**To do**
Locate and copy all lines bearing the word "Message".

**Exercise input**
▬▬▬▬▬▬▬▬▬▬

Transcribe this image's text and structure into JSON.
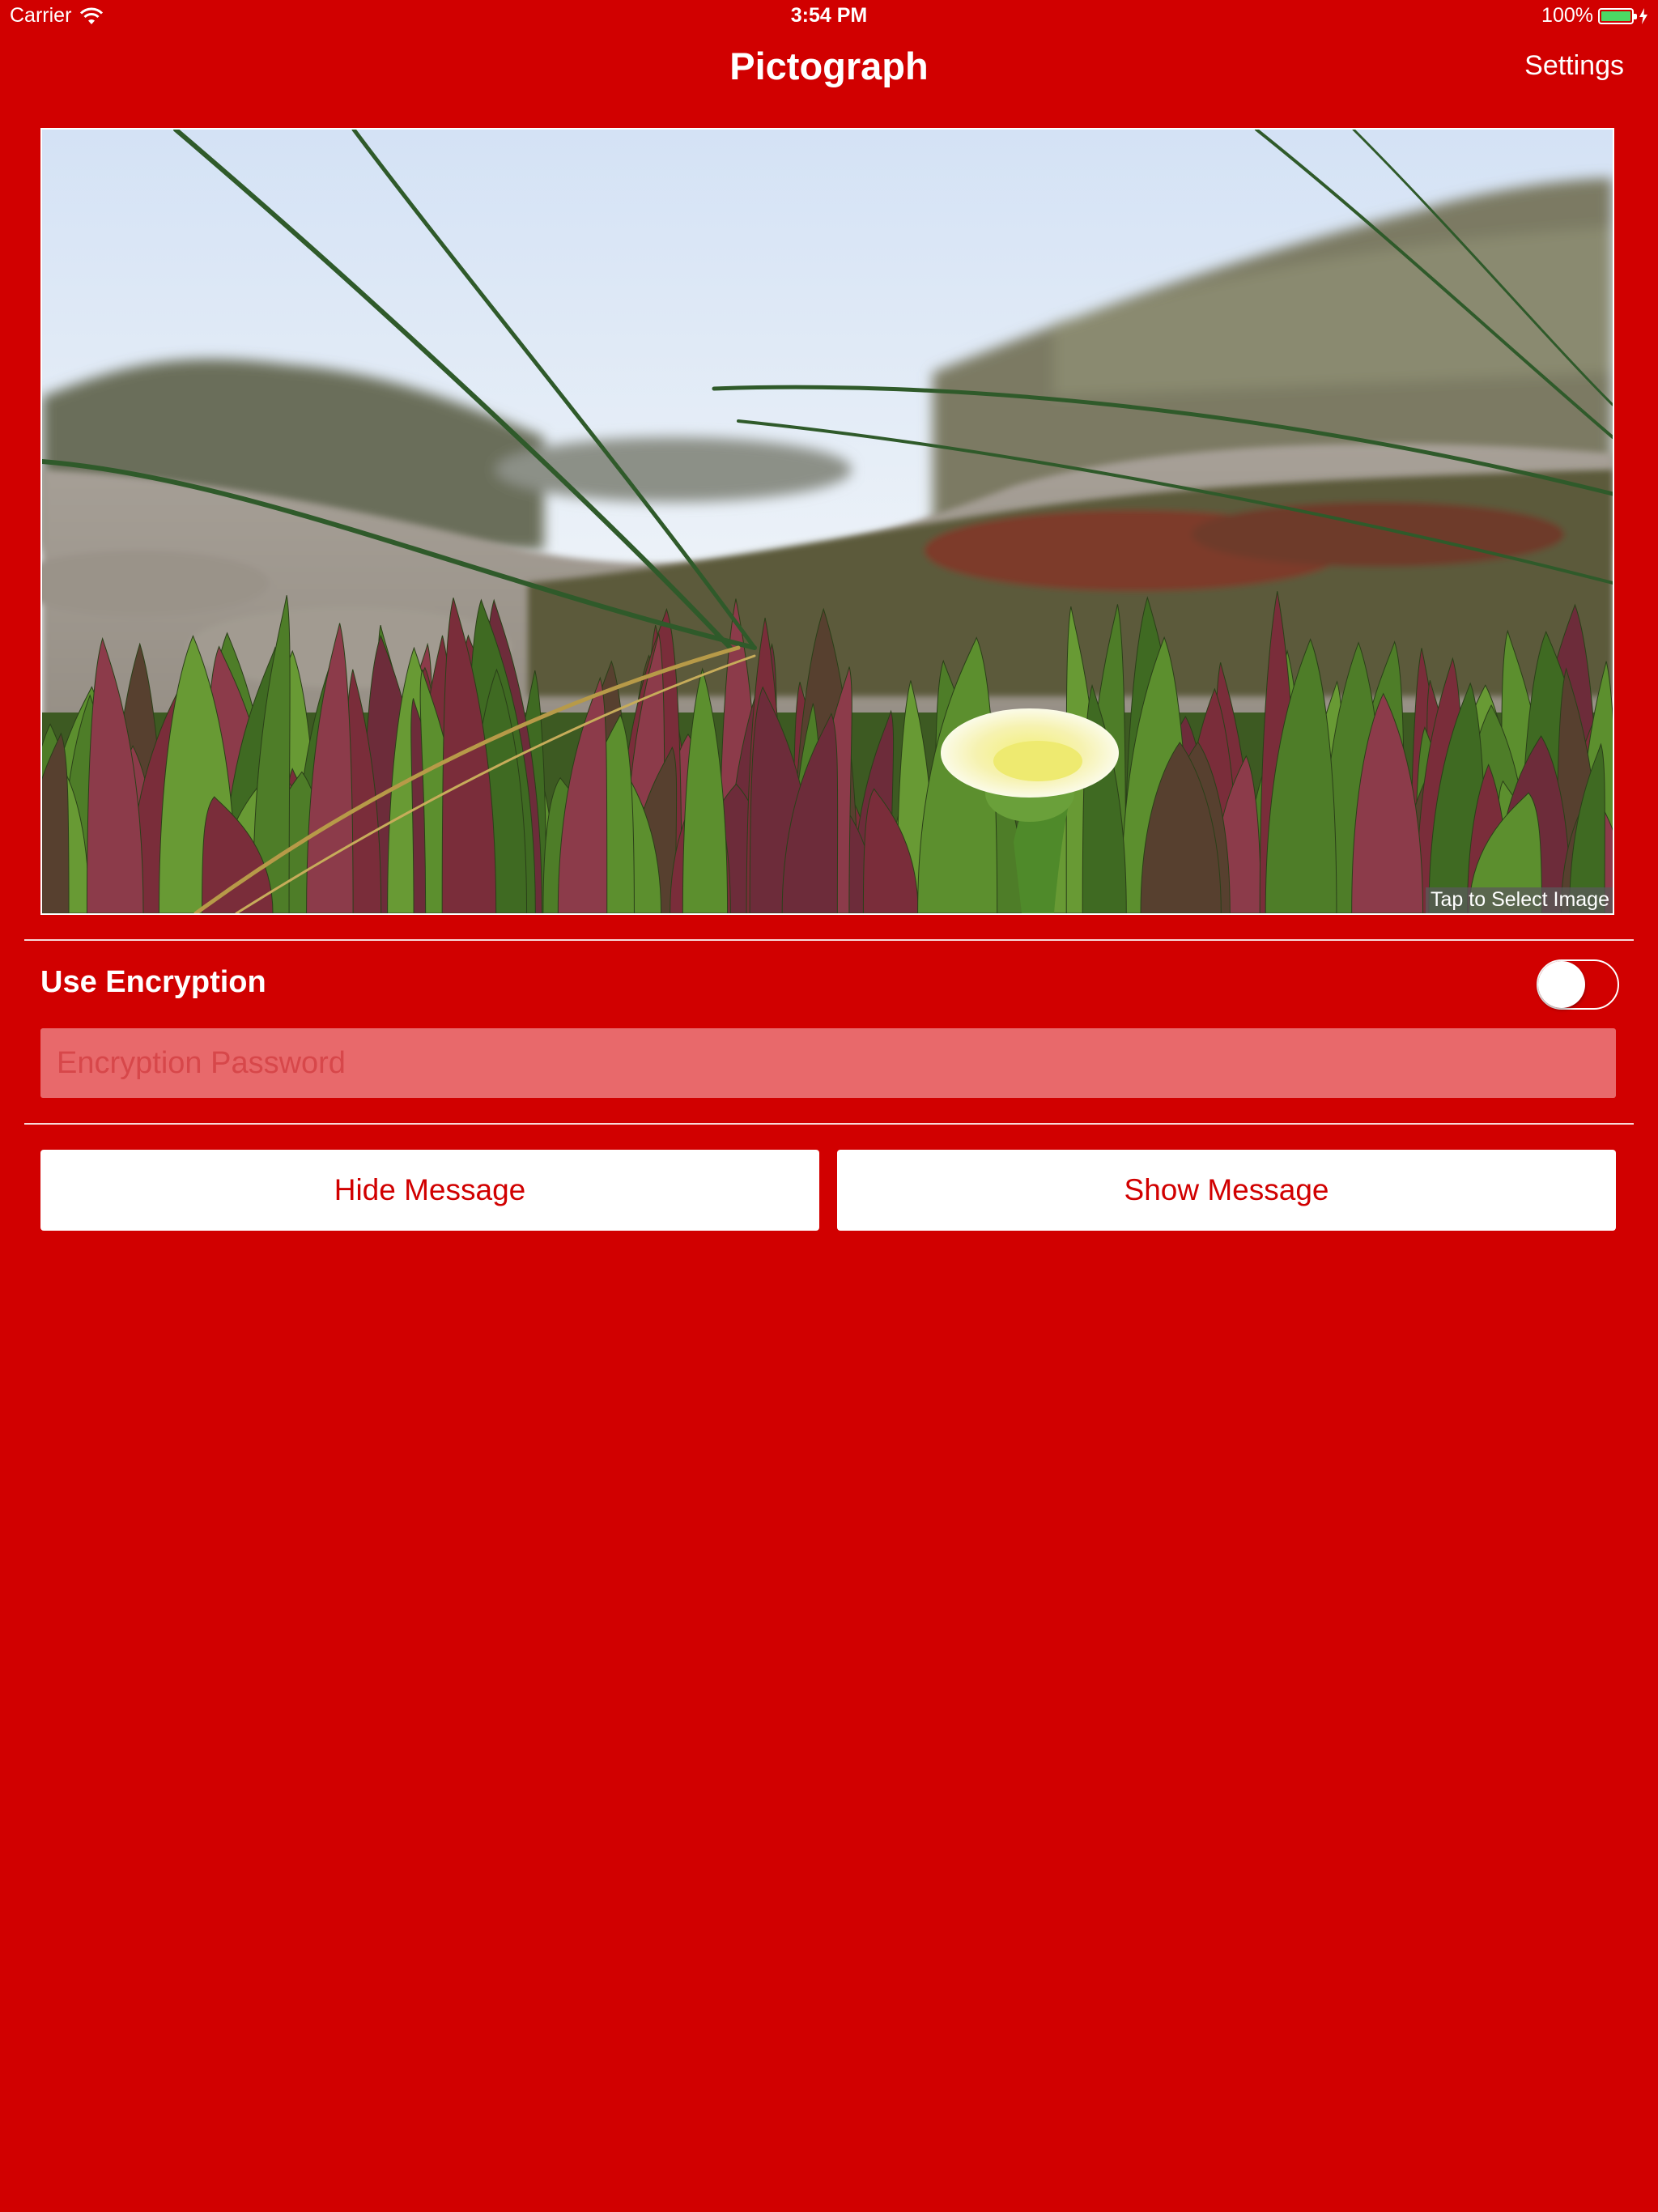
{
  "status_bar": {
    "carrier": "Carrier",
    "time": "3:54 PM",
    "battery_percent": "100%",
    "battery_level": 1.0,
    "battery_color": "#4cd964",
    "icons": [
      "wifi-icon",
      "battery-icon",
      "charging-icon"
    ]
  },
  "nav": {
    "title": "Pictograph",
    "settings_label": "Settings"
  },
  "image_picker": {
    "overlay_label": "Tap to Select Image",
    "photo_subject": "green succulent plants with a pale yellow flower and grass blades on a sandy dune"
  },
  "encryption": {
    "label": "Use Encryption",
    "toggle_on": false,
    "password_value": "",
    "password_placeholder": "Encryption Password"
  },
  "actions": {
    "hide_label": "Hide Message",
    "show_label": "Show Message"
  },
  "colors": {
    "background": "#d10000",
    "button_text": "#d10000",
    "input_background": "#e8696b",
    "input_placeholder": "#d7474a"
  }
}
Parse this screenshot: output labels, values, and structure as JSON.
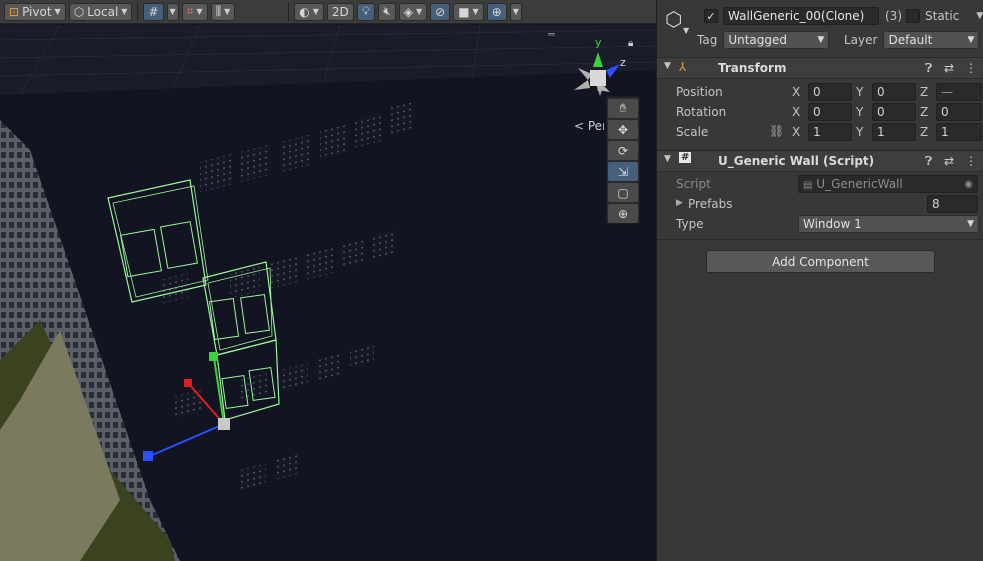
{
  "toolbar": {
    "pivot_label": "Pivot",
    "space_label": "Local",
    "mode_2d_label": "2D"
  },
  "scene": {
    "perspective_label": "Persp",
    "gizmo_axes": {
      "y": "y",
      "z": "z"
    }
  },
  "inspector": {
    "object_name": "WallGeneric_00(Clone)",
    "selection_count": "(3)",
    "static_label": "Static",
    "tag_label": "Tag",
    "tag_value": "Untagged",
    "layer_label": "Layer",
    "layer_value": "Default",
    "transform": {
      "title": "Transform",
      "position_label": "Position",
      "rotation_label": "Rotation",
      "scale_label": "Scale",
      "position": {
        "x": "0",
        "y": "0",
        "z": "—"
      },
      "rotation": {
        "x": "0",
        "y": "0",
        "z": "0"
      },
      "scale": {
        "x": "1",
        "y": "1",
        "z": "1"
      },
      "axis_labels": {
        "x": "X",
        "y": "Y",
        "z": "Z"
      }
    },
    "script_component": {
      "title": "U_Generic Wall (Script)",
      "script_label": "Script",
      "script_value": "U_GenericWall",
      "prefabs_label": "Prefabs",
      "prefabs_value": "8",
      "type_label": "Type",
      "type_value": "Window 1"
    },
    "add_component_label": "Add Component"
  },
  "colors": {
    "accent_active": "#46607c",
    "gizmo_x": "#e02020",
    "gizmo_y": "#3ad43a",
    "gizmo_z": "#2850ff",
    "selection_outline": "#9cf59c"
  }
}
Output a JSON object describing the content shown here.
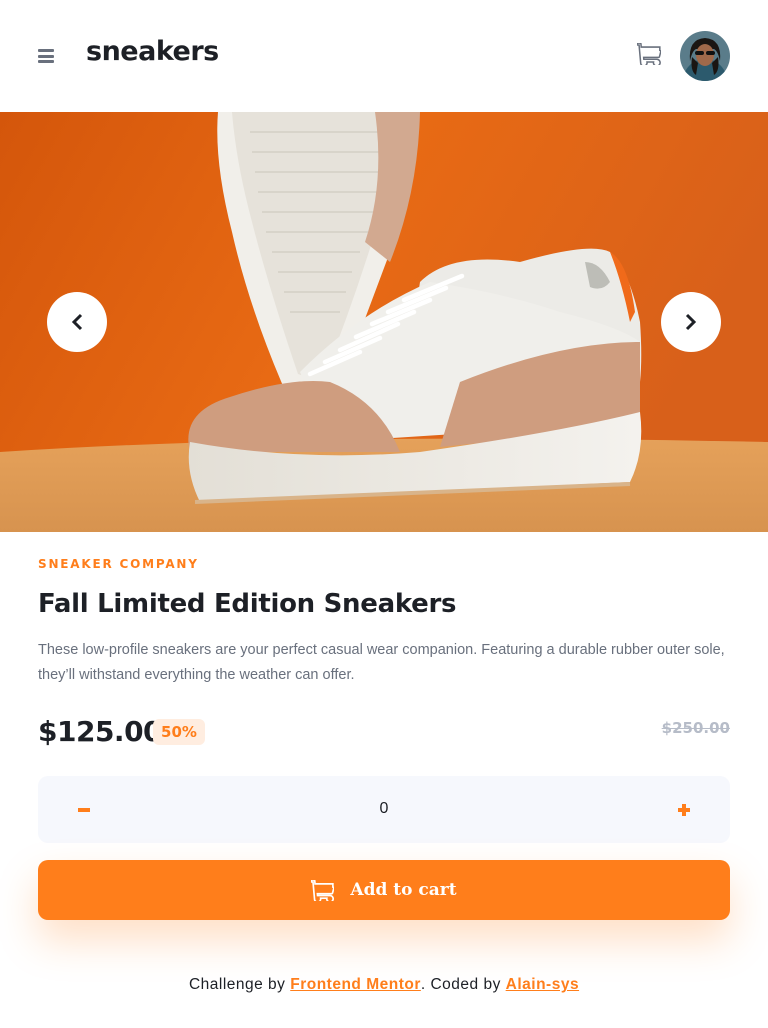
{
  "header": {
    "logo": "sneakers",
    "icons": {
      "menu": "menu-icon",
      "cart": "cart-icon",
      "avatar": "avatar"
    }
  },
  "gallery": {
    "prev_icon": "chevron-left-icon",
    "next_icon": "chevron-right-icon"
  },
  "product": {
    "company": "SNEAKER COMPANY",
    "title": "Fall Limited Edition Sneakers",
    "description": "These low-profile sneakers are your perfect casual wear companion. Featuring a durable rubber outer sole, they’ll withstand everything the weather can offer.",
    "price": "$125.00",
    "discount": "50%",
    "original_price": "$250.00"
  },
  "quantity": {
    "value": "0",
    "minus_icon": "minus-icon",
    "plus_icon": "plus-icon"
  },
  "cart_button": {
    "label": "Add to cart",
    "icon": "cart-icon"
  },
  "footer": {
    "prefix": "Challenge by ",
    "link1": "Frontend Mentor",
    "middle": ". Coded by ",
    "link2": "Alain-sys"
  },
  "colors": {
    "accent": "#ff7e1b",
    "accent_light": "#ffede0",
    "dark": "#1d2026",
    "grey": "#69707d",
    "muted": "#b6bcc8",
    "light_bg": "#f6f8fd"
  }
}
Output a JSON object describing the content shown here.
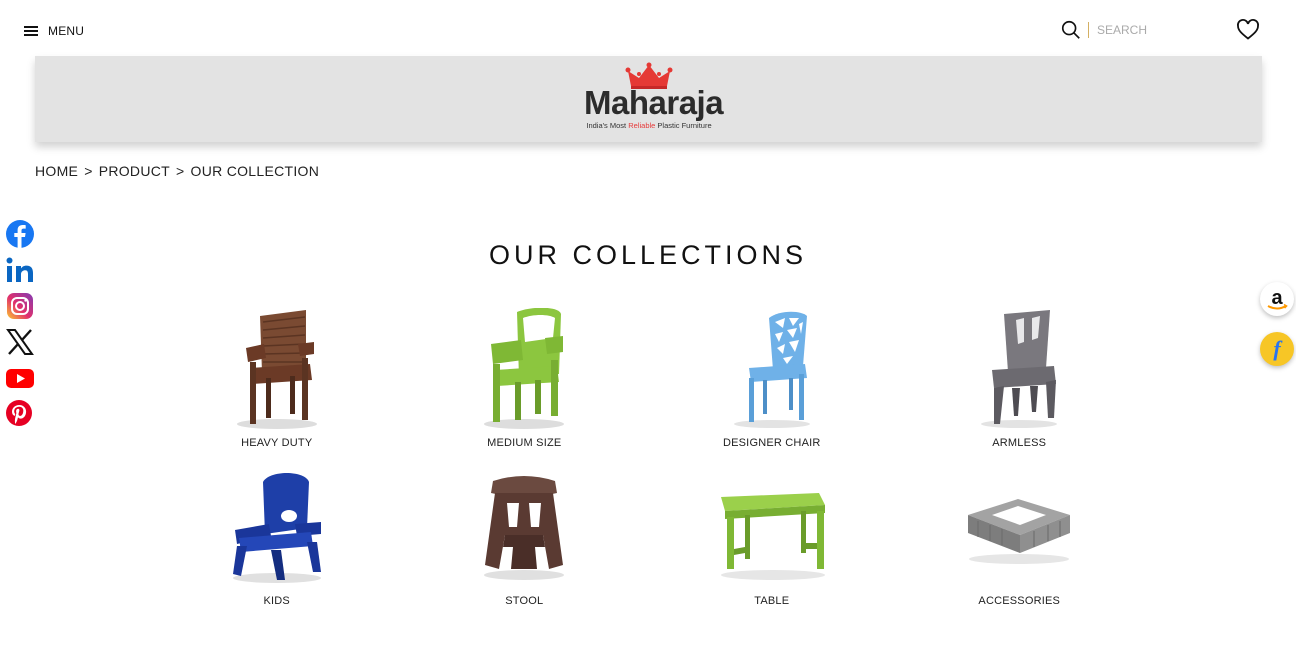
{
  "header": {
    "menu_label": "MENU",
    "search_placeholder": "SEARCH"
  },
  "brand": {
    "name": "Maharaja",
    "tagline_before": "India's Most ",
    "tagline_highlight": "Reliable",
    "tagline_after": " Plastic Furniture"
  },
  "breadcrumb": {
    "items": [
      "HOME",
      "PRODUCT",
      "OUR COLLECTION"
    ],
    "separator": ">"
  },
  "page_title": "OUR COLLECTIONS",
  "collections": [
    {
      "label": "HEAVY DUTY",
      "color": "#6b3a26"
    },
    {
      "label": "MEDIUM SIZE",
      "color": "#8cc63f"
    },
    {
      "label": "DESIGNER CHAIR",
      "color": "#6fb1e8"
    },
    {
      "label": "ARMLESS",
      "color": "#6c6a70"
    },
    {
      "label": "KIDS",
      "color": "#1e3fa8"
    },
    {
      "label": "STOOL",
      "color": "#5a3a32"
    },
    {
      "label": "TABLE",
      "color": "#8cc63f"
    },
    {
      "label": "ACCESSORIES",
      "color": "#8f8f8f"
    }
  ],
  "social": [
    "facebook-icon",
    "linkedin-icon",
    "instagram-icon",
    "x-icon",
    "youtube-icon",
    "pinterest-icon"
  ],
  "side_apps": [
    "amazon-icon",
    "flipkart-icon"
  ]
}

▬▬▬▬▬▬▬▬▬▬

**Finished answer**
    "hide_label": "Hide Message",
    "show_label": "Show Message"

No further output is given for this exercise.